* _Set task_
Return the material word for word. Do not include the pictures.

** start of Dataset records **

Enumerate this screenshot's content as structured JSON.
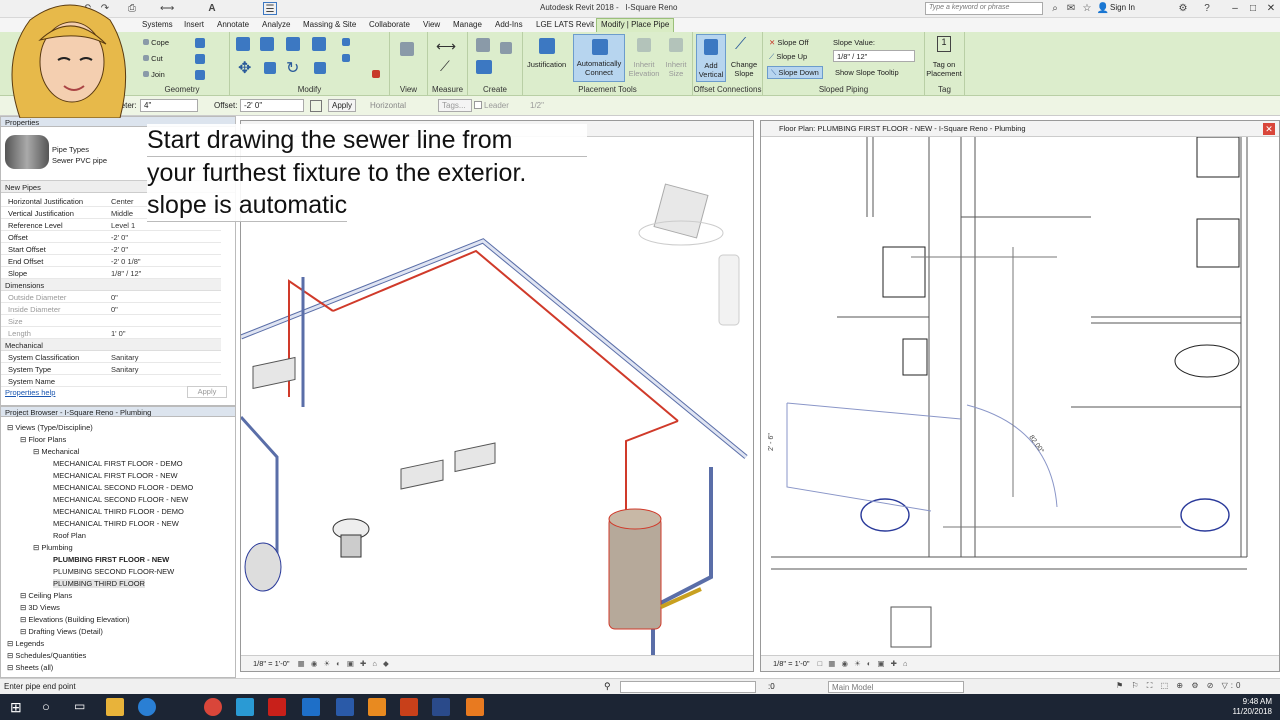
{
  "app": {
    "title": "Autodesk Revit 2018 -",
    "project": "I-Square Reno",
    "search_placeholder": "Type a keyword or phrase",
    "sign_in": "Sign In"
  },
  "menu": [
    "Systems",
    "Insert",
    "Annotate",
    "Analyze",
    "Massing & Site",
    "Collaborate",
    "View",
    "Manage",
    "Add-Ins",
    "LGE LATS Revit",
    "Modify | Place Pipe"
  ],
  "ribbon": {
    "geometry": {
      "label": "Geometry",
      "cope": "Cope",
      "cut": "Cut",
      "join": "Join"
    },
    "modify": {
      "label": "Modify"
    },
    "view": {
      "label": "View"
    },
    "measure": {
      "label": "Measure"
    },
    "create": {
      "label": "Create"
    },
    "placement": {
      "label": "Placement Tools",
      "justification": "Justification",
      "auto_connect": "Automatically Connect",
      "inherit_elevation": "Inherit Elevation",
      "inherit_size": "Inherit Size"
    },
    "offset": {
      "label": "Offset Connections",
      "add_vertical": "Add Vertical",
      "change_slope": "Change Slope"
    },
    "sloped": {
      "label": "Sloped Piping",
      "slope_off": "Slope Off",
      "slope_up": "Slope Up",
      "slope_down": "Slope Down",
      "slope_value_label": "Slope Value:",
      "slope_value": "1/8\" / 12\"",
      "show_tooltip": "Show Slope Tooltip"
    },
    "tag": {
      "label": "Tag",
      "tag_on_placement": "Tag on Placement"
    }
  },
  "options": {
    "diameter_label": "Diameter:",
    "diameter": "4\"",
    "offset_label": "Offset:",
    "offset": "-2' 0\"",
    "apply": "Apply",
    "horizontal": "Horizontal",
    "tags": "Tags...",
    "leader": "Leader",
    "leader_len": "1/2\""
  },
  "properties": {
    "title": "Properties",
    "type_family": "Pipe Types",
    "type_name": "Sewer PVC pipe",
    "new_label": "New Pipes",
    "rows": [
      {
        "k": "Horizontal Justification",
        "v": "Center"
      },
      {
        "k": "Vertical Justification",
        "v": "Middle"
      },
      {
        "k": "Reference Level",
        "v": "Level 1"
      },
      {
        "k": "Offset",
        "v": "-2' 0\""
      },
      {
        "k": "Start Offset",
        "v": "-2' 0\""
      },
      {
        "k": "End Offset",
        "v": "-2' 0 1/8\""
      },
      {
        "k": "Slope",
        "v": "1/8\" / 12\""
      }
    ],
    "dimensions_label": "Dimensions",
    "dim_rows": [
      {
        "k": "Outside Diameter",
        "v": "0\""
      },
      {
        "k": "Inside Diameter",
        "v": "0\""
      },
      {
        "k": "Size",
        "v": ""
      },
      {
        "k": "Length",
        "v": "1' 0\""
      }
    ],
    "mechanical_label": "Mechanical",
    "mech_rows": [
      {
        "k": "System Classification",
        "v": "Sanitary"
      },
      {
        "k": "System Type",
        "v": "Sanitary"
      },
      {
        "k": "System Name",
        "v": ""
      }
    ],
    "help": "Properties help",
    "apply": "Apply"
  },
  "browser": {
    "title": "Project Browser - I-Square Reno - Plumbing",
    "items": [
      {
        "t": "Views (Type/Discipline)",
        "lvl": 0
      },
      {
        "t": "Floor Plans",
        "lvl": 1
      },
      {
        "t": "Mechanical",
        "lvl": 2
      },
      {
        "t": "MECHANICAL FIRST FLOOR - DEMO",
        "lvl": 3
      },
      {
        "t": "MECHANICAL FIRST FLOOR - NEW",
        "lvl": 3
      },
      {
        "t": "MECHANICAL SECOND FLOOR - DEMO",
        "lvl": 3
      },
      {
        "t": "MECHANICAL SECOND FLOOR - NEW",
        "lvl": 3
      },
      {
        "t": "MECHANICAL THIRD FLOOR - DEMO",
        "lvl": 3
      },
      {
        "t": "MECHANICAL THIRD FLOOR - NEW",
        "lvl": 3
      },
      {
        "t": "Roof Plan",
        "lvl": 3
      },
      {
        "t": "Plumbing",
        "lvl": 2
      },
      {
        "t": "PLUMBING FIRST FLOOR - NEW",
        "lvl": 3
      },
      {
        "t": "PLUMBING SECOND FLOOR-NEW",
        "lvl": 3
      },
      {
        "t": "PLUMBING THIRD FLOOR",
        "lvl": 3
      },
      {
        "t": "Ceiling Plans",
        "lvl": 1
      },
      {
        "t": "3D Views",
        "lvl": 1
      },
      {
        "t": "Elevations (Building Elevation)",
        "lvl": 1
      },
      {
        "t": "Drafting Views (Detail)",
        "lvl": 1
      },
      {
        "t": "Legends",
        "lvl": 0
      },
      {
        "t": "Schedules/Quantities",
        "lvl": 0
      },
      {
        "t": "Sheets (all)",
        "lvl": 0
      }
    ]
  },
  "callout": {
    "lines": [
      "Start drawing the sewer line from",
      "your furthest fixture to the exterior.",
      "slope is automatic"
    ]
  },
  "view3d": {
    "scale": "1/8\" = 1'-0\""
  },
  "viewfp": {
    "title": "Floor Plan: PLUMBING FIRST FLOOR - NEW - I-Square Reno - Plumbing",
    "scale": "1/8\" = 1'-0\"",
    "dim_text": "82.00°",
    "dim_side": "2' - 6\""
  },
  "status": {
    "text": "Enter pipe end point",
    "zero": ":0",
    "model": "Main Model"
  },
  "clock": {
    "time": "9:48 AM",
    "date": "11/20/2018"
  }
}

** end of Dataset records **

* _Solution to this task_
Enumerate this screenshot's content as structured JSON.
{
  "app": {
    "title": "Autodesk Revit 2018 -",
    "project": "I-Square Reno",
    "search_placeholder": "Type a keyword or phrase",
    "sign_in": "Sign In"
  },
  "menu": [
    "Systems",
    "Insert",
    "Annotate",
    "Analyze",
    "Massing & Site",
    "Collaborate",
    "View",
    "Manage",
    "Add-Ins",
    "LGE LATS Revit",
    "Modify | Place Pipe"
  ],
  "ribbon": {
    "geometry": {
      "label": "Geometry",
      "cope": "Cope",
      "cut": "Cut",
      "join": "Join"
    },
    "modify": {
      "label": "Modify"
    },
    "view": {
      "label": "View"
    },
    "measure": {
      "label": "Measure"
    },
    "create": {
      "label": "Create"
    },
    "placement": {
      "label": "Placement Tools",
      "justification": "Justification",
      "auto_connect": "Automatically Connect",
      "inherit_elevation": "Inherit Elevation",
      "inherit_size": "Inherit Size"
    },
    "offset": {
      "label": "Offset Connections",
      "add_vertical": "Add Vertical",
      "change_slope": "Change Slope"
    },
    "sloped": {
      "label": "Sloped Piping",
      "slope_off": "Slope Off",
      "slope_up": "Slope Up",
      "slope_down": "Slope Down",
      "slope_value_label": "Slope Value:",
      "slope_value": "1/8\" / 12\"",
      "show_tooltip": "Show Slope Tooltip"
    },
    "tag": {
      "label": "Tag",
      "tag_on_placement": "Tag on Placement"
    }
  },
  "options": {
    "diameter_label": "Diameter:",
    "diameter": "4\"",
    "offset_label": "Offset:",
    "offset": "-2' 0\"",
    "apply": "Apply",
    "horizontal": "Horizontal",
    "tags": "Tags...",
    "leader": "Leader",
    "leader_len": "1/2\""
  },
  "properties": {
    "title": "Properties",
    "type_family": "Pipe Types",
    "type_name": "Sewer PVC pipe",
    "new_label": "New Pipes",
    "rows": [
      {
        "k": "Horizontal Justification",
        "v": "Center"
      },
      {
        "k": "Vertical Justification",
        "v": "Middle"
      },
      {
        "k": "Reference Level",
        "v": "Level 1"
      },
      {
        "k": "Offset",
        "v": "-2' 0\""
      },
      {
        "k": "Start Offset",
        "v": "-2' 0\""
      },
      {
        "k": "End Offset",
        "v": "-2' 0 1/8\""
      },
      {
        "k": "Slope",
        "v": "1/8\" / 12\""
      }
    ],
    "dimensions_label": "Dimensions",
    "dim_rows": [
      {
        "k": "Outside Diameter",
        "v": "0\""
      },
      {
        "k": "Inside Diameter",
        "v": "0\""
      },
      {
        "k": "Size",
        "v": ""
      },
      {
        "k": "Length",
        "v": "1' 0\""
      }
    ],
    "mechanical_label": "Mechanical",
    "mech_rows": [
      {
        "k": "System Classification",
        "v": "Sanitary"
      },
      {
        "k": "System Type",
        "v": "Sanitary"
      },
      {
        "k": "System Name",
        "v": ""
      }
    ],
    "help": "Properties help",
    "apply": "Apply"
  },
  "browser": {
    "title": "Project Browser - I-Square Reno - Plumbing",
    "items": [
      {
        "t": "Views (Type/Discipline)",
        "lvl": 0
      },
      {
        "t": "Floor Plans",
        "lvl": 1
      },
      {
        "t": "Mechanical",
        "lvl": 2
      },
      {
        "t": "MECHANICAL FIRST FLOOR - DEMO",
        "lvl": 3
      },
      {
        "t": "MECHANICAL FIRST FLOOR - NEW",
        "lvl": 3
      },
      {
        "t": "MECHANICAL SECOND FLOOR - DEMO",
        "lvl": 3
      },
      {
        "t": "MECHANICAL SECOND FLOOR - NEW",
        "lvl": 3
      },
      {
        "t": "MECHANICAL THIRD FLOOR - DEMO",
        "lvl": 3
      },
      {
        "t": "MECHANICAL THIRD FLOOR - NEW",
        "lvl": 3
      },
      {
        "t": "Roof Plan",
        "lvl": 3
      },
      {
        "t": "Plumbing",
        "lvl": 2
      },
      {
        "t": "PLUMBING FIRST FLOOR - NEW",
        "lvl": 3
      },
      {
        "t": "PLUMBING SECOND FLOOR-NEW",
        "lvl": 3
      },
      {
        "t": "PLUMBING THIRD FLOOR",
        "lvl": 3
      },
      {
        "t": "Ceiling Plans",
        "lvl": 1
      },
      {
        "t": "3D Views",
        "lvl": 1
      },
      {
        "t": "Elevations (Building Elevation)",
        "lvl": 1
      },
      {
        "t": "Drafting Views (Detail)",
        "lvl": 1
      },
      {
        "t": "Legends",
        "lvl": 0
      },
      {
        "t": "Schedules/Quantities",
        "lvl": 0
      },
      {
        "t": "Sheets (all)",
        "lvl": 0
      }
    ]
  },
  "callout": {
    "lines": [
      "Start drawing the sewer line from",
      "your furthest fixture to the exterior.",
      "slope is automatic"
    ]
  },
  "view3d": {
    "scale": "1/8\" = 1'-0\""
  },
  "viewfp": {
    "title": "Floor Plan: PLUMBING FIRST FLOOR - NEW - I-Square Reno - Plumbing",
    "scale": "1/8\" = 1'-0\"",
    "dim_text": "82.00°",
    "dim_side": "2' - 6\""
  },
  "status": {
    "text": "Enter pipe end point",
    "zero": ":0",
    "model": "Main Model"
  },
  "clock": {
    "time": "9:48 AM",
    "date": "11/20/2018"
  }
}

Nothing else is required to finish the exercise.